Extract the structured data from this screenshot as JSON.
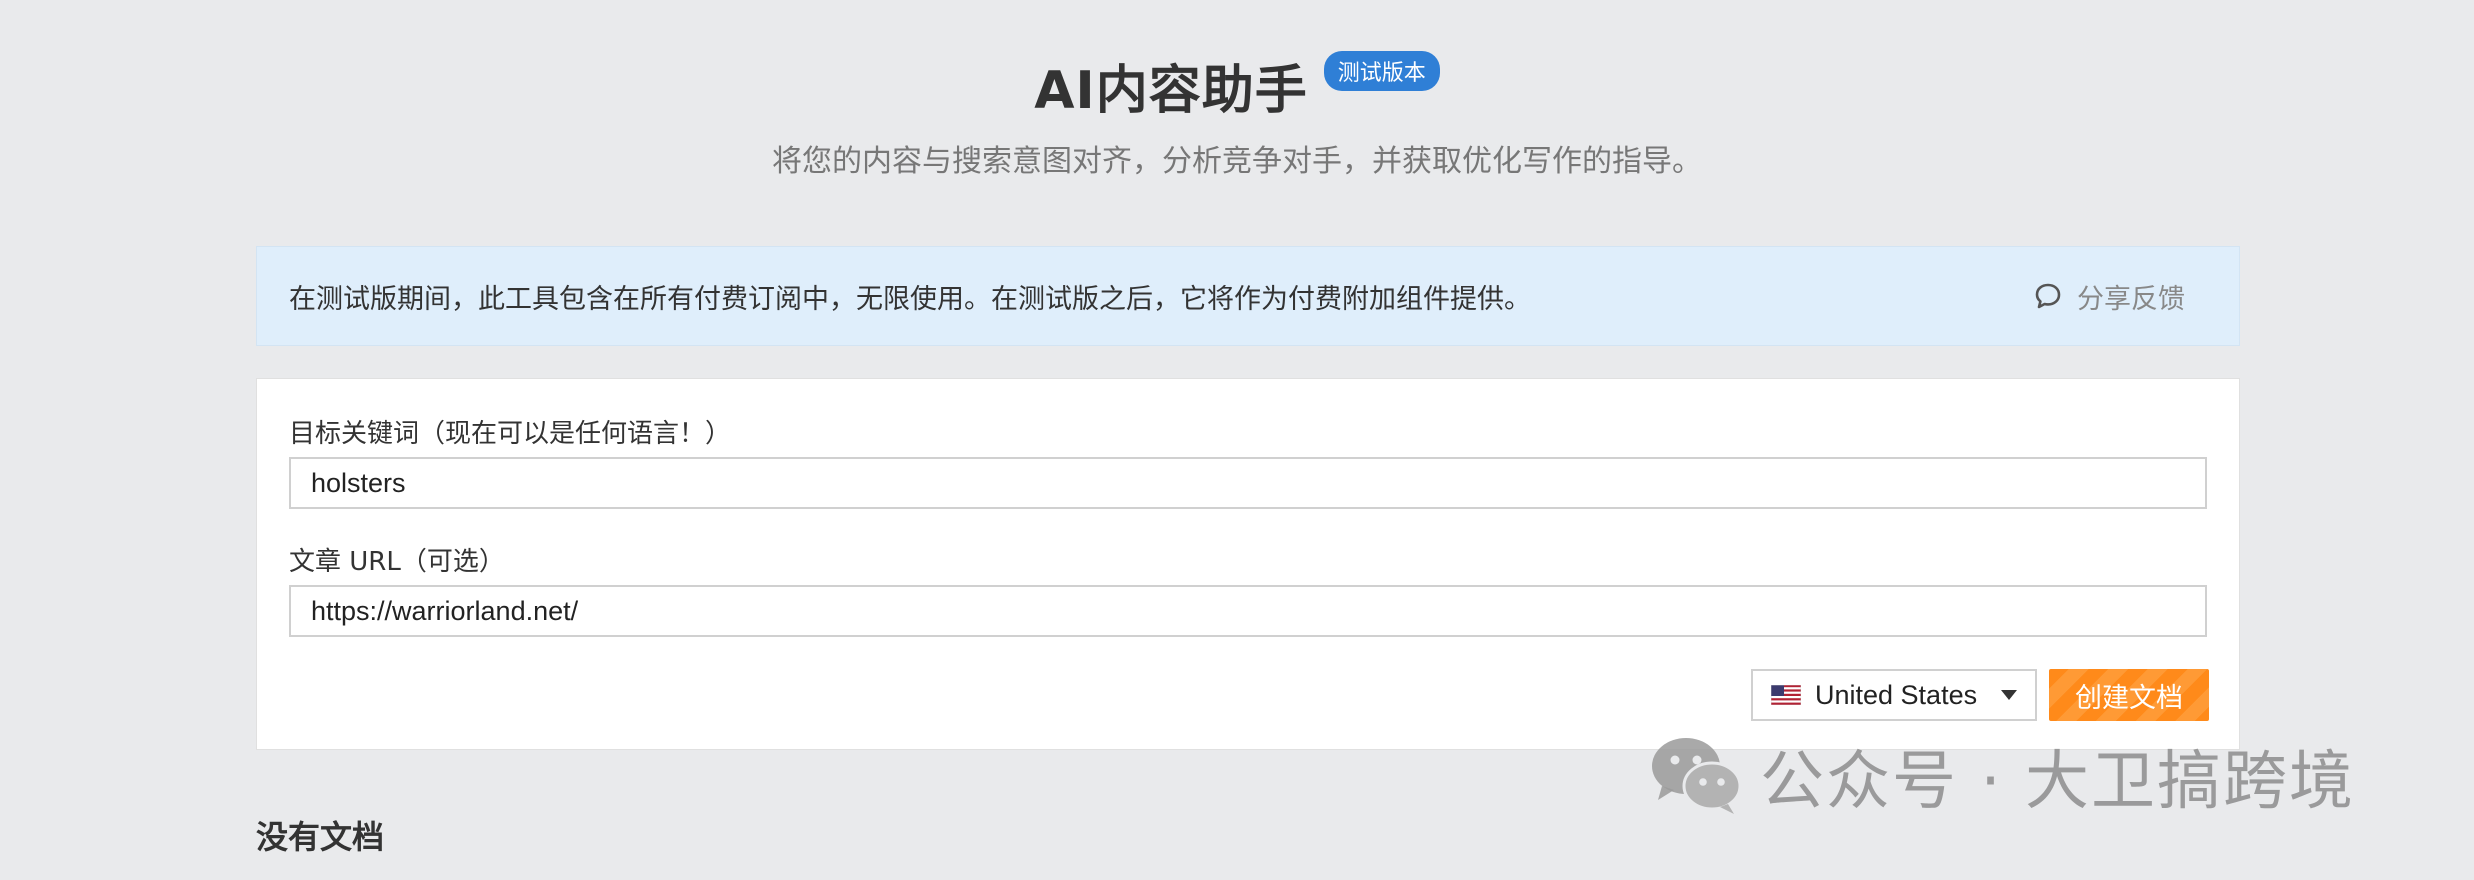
{
  "header": {
    "title": "AI内容助手",
    "badge": "测试版本",
    "subtitle": "将您的内容与搜索意图对齐，分析竞争对手，并获取优化写作的指导。"
  },
  "banner": {
    "text": "在测试版期间，此工具包含在所有付费订阅中，无限使用。在测试版之后，它将作为付费附加组件提供。",
    "feedback_label": "分享反馈",
    "feedback_icon": "chat-bubble-icon"
  },
  "form": {
    "keyword_label": "目标关键词（现在可以是任何语言！）",
    "keyword_value": "holsters",
    "url_label": "文章 URL（可选）",
    "url_value": "https://warriorland.net/",
    "country_value": "United States",
    "country_flag": "us-flag-icon",
    "create_label": "创建文档"
  },
  "documents": {
    "empty_label": "没有文档"
  },
  "watermark": {
    "text": "公众号 · 大卫搞跨境",
    "icon": "wechat-icon"
  },
  "colors": {
    "badge": "#2f7fd6",
    "banner_bg": "#dfeefb",
    "create_button": "#ff8a1a",
    "page_bg": "#e9eaec"
  }
}
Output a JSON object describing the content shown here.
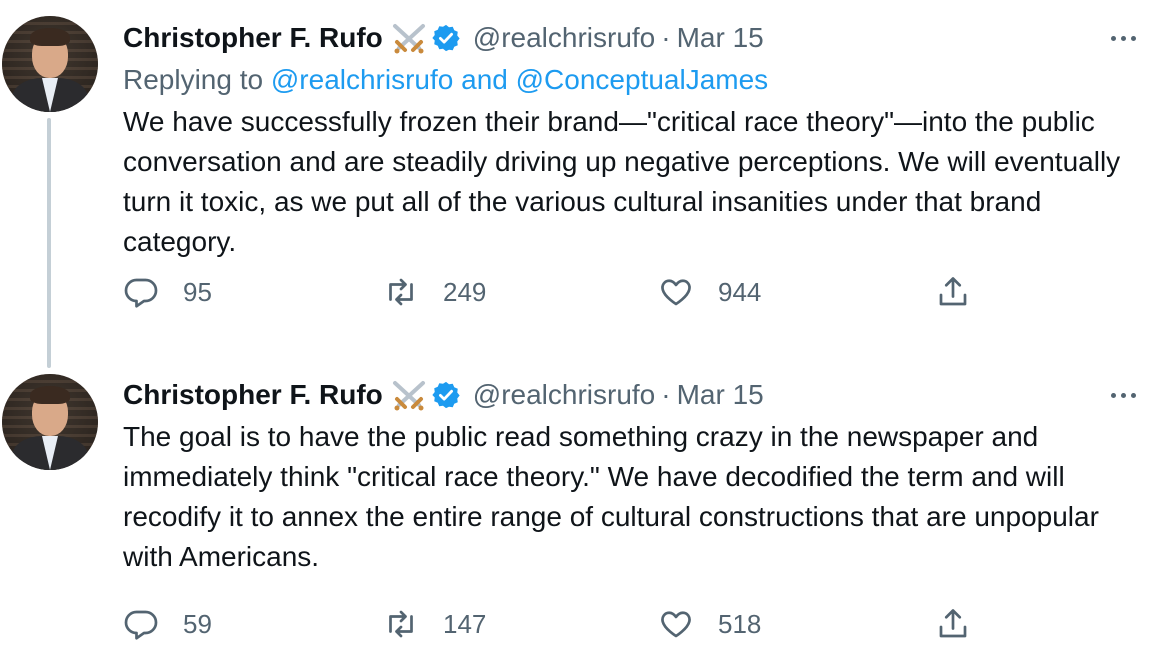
{
  "tweets": [
    {
      "name": "Christopher F. Rufo",
      "handle": "@realchrisrufo",
      "separator": "·",
      "date": "Mar 15",
      "replying_prefix": "Replying to",
      "replying_mentions": "@realchrisrufo and @ConceptualJames",
      "text": "We have successfully frozen their brand—\"critical race theory\"—into the public conversation and are steadily driving up negative perceptions. We will eventually turn it toxic, as we put all of the various cultural insanities under that brand category.",
      "replies": "95",
      "retweets": "249",
      "likes": "944"
    },
    {
      "name": "Christopher F. Rufo",
      "handle": "@realchrisrufo",
      "separator": "·",
      "date": "Mar 15",
      "text": "The goal is to have the public read something crazy in the newspaper and immediately think \"critical race theory.\" We have decodified the term and will recodify it to annex the entire range of cultural constructions that are unpopular with Americans.",
      "replies": "59",
      "retweets": "147",
      "likes": "518"
    }
  ],
  "icons": {
    "name_emoji": "crossed-swords-icon",
    "verified": "verified-badge-icon",
    "more": "more-icon",
    "reply": "reply-icon",
    "retweet": "retweet-icon",
    "like": "like-icon",
    "share": "share-icon"
  },
  "colors": {
    "text": "#0f1419",
    "secondary": "#536471",
    "link": "#1d9bf0",
    "verified": "#1d9bf0",
    "thread_line": "#c4cfd6"
  }
}
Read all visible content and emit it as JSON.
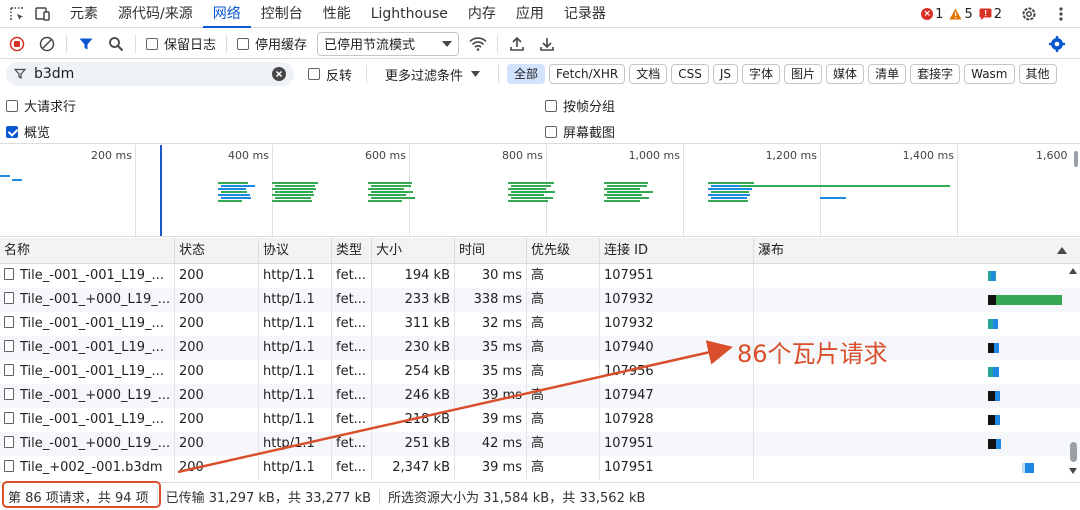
{
  "tabbar": {
    "tabs": [
      {
        "label": "元素"
      },
      {
        "label": "源代码/来源"
      },
      {
        "label": "网络",
        "active": true
      },
      {
        "label": "控制台"
      },
      {
        "label": "性能"
      },
      {
        "label": "Lighthouse"
      },
      {
        "label": "内存"
      },
      {
        "label": "应用"
      },
      {
        "label": "记录器"
      }
    ],
    "errors": "1",
    "warnings": "5",
    "issues": "2",
    "colors": {
      "error": "#d93025",
      "warning": "#e37400",
      "active": "#0b57d0"
    }
  },
  "toolbar": {
    "preserve_log": "保留日志",
    "disable_cache": "停用缓存",
    "throttle": "已停用节流模式"
  },
  "filterbar": {
    "search_value": "b3dm",
    "invert": "反转",
    "more_filters": "更多过滤条件",
    "chips": [
      "全部",
      "Fetch/XHR",
      "文档",
      "CSS",
      "JS",
      "字体",
      "图片",
      "媒体",
      "清单",
      "套接字",
      "Wasm",
      "其他"
    ]
  },
  "options": {
    "large_rows": "大请求行",
    "overview": "概览",
    "group_by_frame": "按帧分组",
    "screenshots": "屏幕截图"
  },
  "overview": {
    "ticks": [
      "200 ms",
      "400 ms",
      "600 ms",
      "800 ms",
      "1,000 ms",
      "1,200 ms",
      "1,400 ms",
      "1,600"
    ]
  },
  "table": {
    "headers": [
      "名称",
      "状态",
      "协议",
      "类型",
      "大小",
      "时间",
      "优先级",
      "连接 ID",
      "瀑布"
    ],
    "rows": [
      {
        "name": "Tile_-001_-001_L19_...",
        "status": "200",
        "protocol": "http/1.1",
        "type": "fet...",
        "size": "194 kB",
        "time": "30 ms",
        "priority": "高",
        "conn": "107951"
      },
      {
        "name": "Tile_-001_+000_L19_...",
        "status": "200",
        "protocol": "http/1.1",
        "type": "fet...",
        "size": "233 kB",
        "time": "338 ms",
        "priority": "高",
        "conn": "107932"
      },
      {
        "name": "Tile_-001_-001_L19_...",
        "status": "200",
        "protocol": "http/1.1",
        "type": "fet...",
        "size": "311 kB",
        "time": "32 ms",
        "priority": "高",
        "conn": "107932"
      },
      {
        "name": "Tile_-001_-001_L19_...",
        "status": "200",
        "protocol": "http/1.1",
        "type": "fet...",
        "size": "230 kB",
        "time": "35 ms",
        "priority": "高",
        "conn": "107940"
      },
      {
        "name": "Tile_-001_-001_L19_...",
        "status": "200",
        "protocol": "http/1.1",
        "type": "fet...",
        "size": "254 kB",
        "time": "35 ms",
        "priority": "高",
        "conn": "107956"
      },
      {
        "name": "Tile_-001_+000_L19_...",
        "status": "200",
        "protocol": "http/1.1",
        "type": "fet...",
        "size": "246 kB",
        "time": "39 ms",
        "priority": "高",
        "conn": "107947"
      },
      {
        "name": "Tile_-001_-001_L19_...",
        "status": "200",
        "protocol": "http/1.1",
        "type": "fet...",
        "size": "218 kB",
        "time": "39 ms",
        "priority": "高",
        "conn": "107928"
      },
      {
        "name": "Tile_-001_+000_L19_...",
        "status": "200",
        "protocol": "http/1.1",
        "type": "fet...",
        "size": "251 kB",
        "time": "42 ms",
        "priority": "高",
        "conn": "107951"
      },
      {
        "name": "Tile_+002_-001.b3dm",
        "status": "200",
        "protocol": "http/1.1",
        "type": "fet...",
        "size": "2,347 kB",
        "time": "39 ms",
        "priority": "高",
        "conn": "107951"
      }
    ]
  },
  "status": {
    "requests": "第 86 项请求，共 94 项",
    "transferred": "已传输 31,297 kB，共 33,277 kB",
    "resources": "所选资源大小为 31,584 kB，共 33,562 kB"
  },
  "annotation": {
    "text": "86个瓦片请求",
    "color": "#d94f2b"
  }
}
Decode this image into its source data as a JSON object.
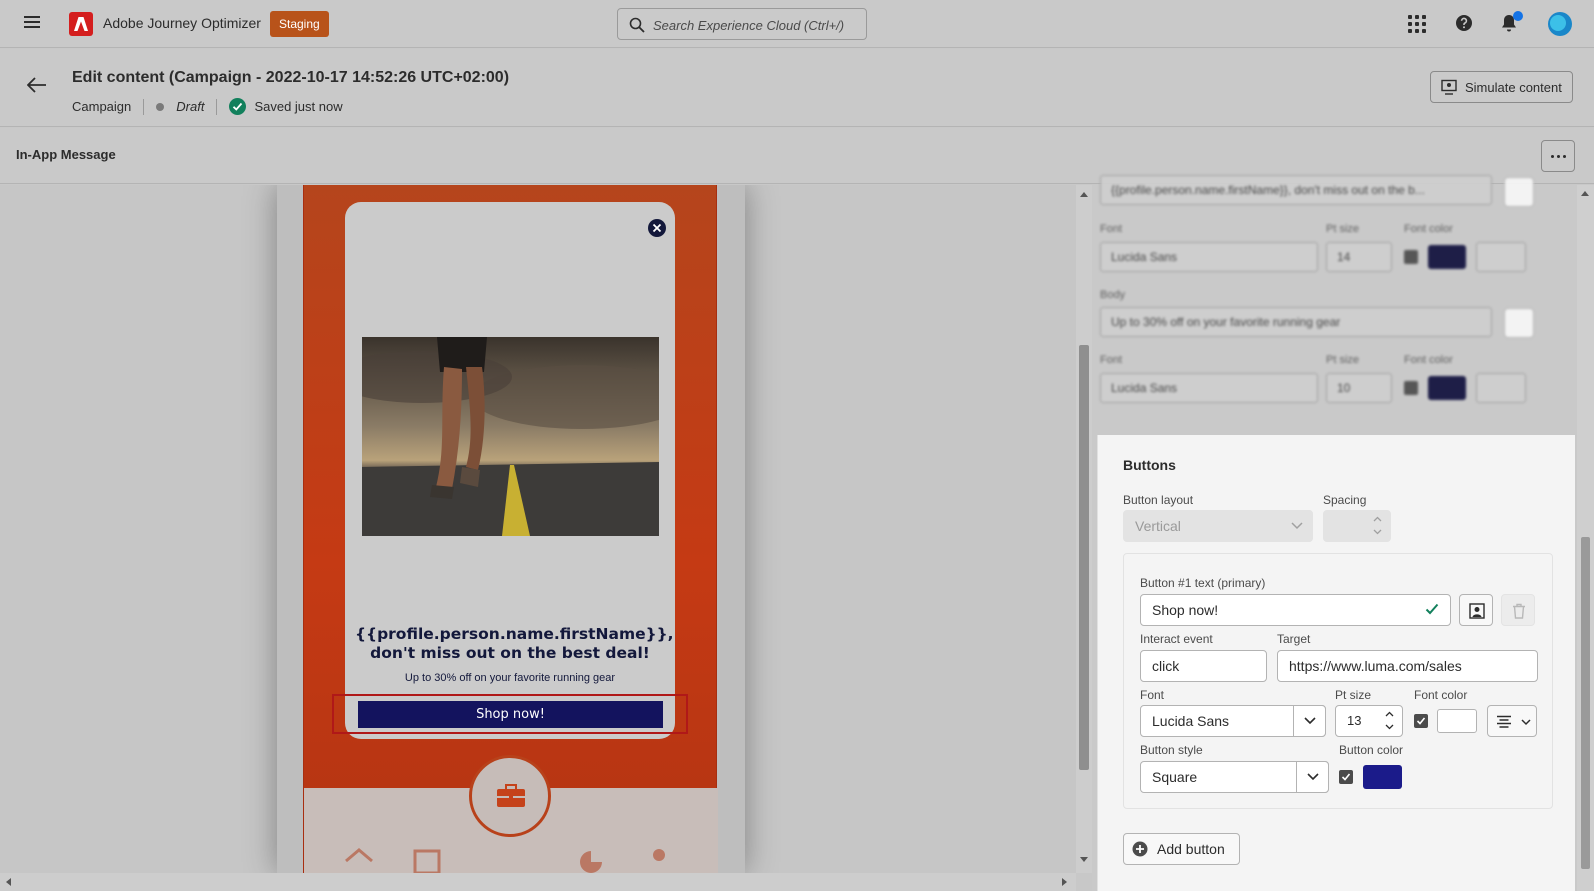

:::

◆ Requirement
Go through the listing above and write it out again exactly, dropping the pictures.

◆ Written response
Extract the structured data from this screenshot as JSON.
{
  "header": {
    "title": "AI内容助手",
    "badge": "测试版本",
    "subtitle": "将您的内容与搜索意图对齐，分析竞争对手，并获取优化写作的指导。"
  },
  "banner": {
    "text": "在测试版期间，此工具包含在所有付费订阅中，无限使用。在测试版之后，它将作为付费附加组件提供。",
    "feedback_label": "分享反馈",
    "feedback_icon": "chat-bubble-icon"
  },
  "form": {
    "keyword_label": "目标关键词（现在可以是任何语言！）",
    "keyword_value": "holsters",
    "url_label": "文章 URL（可选）",
    "url_value": "https://warriorland.net/",
    "country_value": "United States",
    "country_flag": "us-flag-icon",
    "create_label": "创建文档"
  },
  "documents": {
    "empty_label": "没有文档"
  },
  "watermark": {
    "text": "公众号 · 大卫搞跨境",
    "icon": "wechat-icon"
  },
  "colors": {
    "badge": "#2f7fd6",
    "banner_bg": "#dfeefb",
    "create_button": "#ff8a1a",
    "page_bg": "#e9eaec"
  }
}
Output a JSON object describing the content shown here.
{
  "tweets": [
    {
      "name": "Christopher F. Rufo",
      "handle": "@realchrisrufo",
      "separator": "·",
      "date": "Mar 15",
      "replying_prefix": "Replying to",
      "replying_mentions": "@realchrisrufo and @ConceptualJames",
      "text": "We have successfully frozen their brand—\"critical race theory\"—into the public conversation and are steadily driving up negative perceptions. We will eventually turn it toxic, as we put all of the various cultural insanities under that brand category.",
      "replies": "95",
      "retweets": "249",
      "likes": "944"
    },
    {
      "name": "Christopher F. Rufo",
      "handle": "@realchrisrufo",
      "separator": "·",
      "date": "Mar 15",
      "text": "The goal is to have the public read something crazy in the newspaper and immediately think \"critical race theory.\" We have decodified the term and will recodify it to annex the entire range of cultural constructions that are unpopular with Americans.",
      "replies": "59",
      "retweets": "147",
      "likes": "518"
    }
  ],
  "icons": {
    "name_emoji": "crossed-swords-icon",
    "verified": "verified-badge-icon",
    "more": "more-icon",
    "reply": "reply-icon",
    "retweet": "retweet-icon",
    "like": "like-icon",
    "share": "share-icon"
  },
  "colors": {
    "text": "#0f1419",
    "secondary": "#536471",
    "link": "#1d9bf0",
    "verified": "#1d9bf0",
    "thread_line": "#c4cfd6"
  }
}
Read all visible content and emit it as JSON.
{
  "tabbar": {
    "tabs": [
      {
        "label": "元素"
      },
      {
        "label": "源代码/来源"
      },
      {
        "label": "网络",
        "active": true
      },
      {
        "label": "控制台"
      },
      {
        "label": "性能"
      },
      {
        "label": "Lighthouse"
      },
      {
        "label": "内存"
      },
      {
        "label": "应用"
      },
      {
        "label": "记录器"
      }
    ],
    "errors": "1",
    "warnings": "5",
    "issues": "2",
    "colors": {
      "error": "#d93025",
      "warning": "#e37400",
      "active": "#0b57d0"
    }
  },
  "toolbar": {
    "preserve_log": "保留日志",
    "disable_cache": "停用缓存",
    "throttle": "已停用节流模式"
  },
  "filterbar": {
    "search_value": "b3dm",
    "invert": "反转",
    "more_filters": "更多过滤条件",
    "chips": [
      "全部",
      "Fetch/XHR",
      "文档",
      "CSS",
      "JS",
      "字体",
      "图片",
      "媒体",
      "清单",
      "套接字",
      "Wasm",
      "其他"
    ]
  },
  "options": {
    "large_rows": "大请求行",
    "overview": "概览",
    "group_by_frame": "按帧分组",
    "screenshots": "屏幕截图"
  },
  "overview": {
    "ticks": [
      "200 ms",
      "400 ms",
      "600 ms",
      "800 ms",
      "1,000 ms",
      "1,200 ms",
      "1,400 ms",
      "1,600"
    ]
  },
  "table": {
    "headers": [
      "名称",
      "状态",
      "协议",
      "类型",
      "大小",
      "时间",
      "优先级",
      "连接 ID",
      "瀑布"
    ],
    "rows": [
      {
        "name": "Tile_-001_-001_L19_...",
        "status": "200",
        "protocol": "http/1.1",
        "type": "fet...",
        "size": "194 kB",
        "time": "30 ms",
        "priority": "高",
        "conn": "107951"
      },
      {
        "name": "Tile_-001_+000_L19_...",
        "status": "200",
        "protocol": "http/1.1",
        "type": "fet...",
        "size": "233 kB",
        "time": "338 ms",
        "priority": "高",
        "conn": "107932"
      },
      {
        "name": "Tile_-001_-001_L19_...",
        "status": "200",
        "protocol": "http/1.1",
        "type": "fet...",
        "size": "311 kB",
        "time": "32 ms",
        "priority": "高",
        "conn": "107932"
      },
      {
        "name": "Tile_-001_-001_L19_...",
        "status": "200",
        "protocol": "http/1.1",
        "type": "fet...",
        "size": "230 kB",
        "time": "35 ms",
        "priority": "高",
        "conn": "107940"
      },
      {
        "name": "Tile_-001_-001_L19_...",
        "status": "200",
        "protocol": "http/1.1",
        "type": "fet...",
        "size": "254 kB",
        "time": "35 ms",
        "priority": "高",
        "conn": "107956"
      },
      {
        "name": "Tile_-001_+000_L19_...",
        "status": "200",
        "protocol": "http/1.1",
        "type": "fet...",
        "size": "246 kB",
        "time": "39 ms",
        "priority": "高",
        "conn": "107947"
      },
      {
        "name": "Tile_-001_-001_L19_...",
        "status": "200",
        "protocol": "http/1.1",
        "type": "fet...",
        "size": "218 kB",
        "time": "39 ms",
        "priority": "高",
        "conn": "107928"
      },
      {
        "name": "Tile_-001_+000_L19_...",
        "status": "200",
        "protocol": "http/1.1",
        "type": "fet...",
        "size": "251 kB",
        "time": "42 ms",
        "priority": "高",
        "conn": "107951"
      },
      {
        "name": "Tile_+002_-001.b3dm",
        "status": "200",
        "protocol": "http/1.1",
        "type": "fet...",
        "size": "2,347 kB",
        "time": "39 ms",
        "priority": "高",
        "conn": "107951"
      }
    ]
  },
  "status": {
    "requests": "第 86 项请求，共 94 项",
    "transferred": "已传输 31,297 kB，共 33,277 kB",
    "resources": "所选资源大小为 31,584 kB，共 33,562 kB"
  },
  "annotation": {
    "text": "86个瓦片请求",
    "color": "#d94f2b"
  }
}
Decode this image into its source data as a JSON object.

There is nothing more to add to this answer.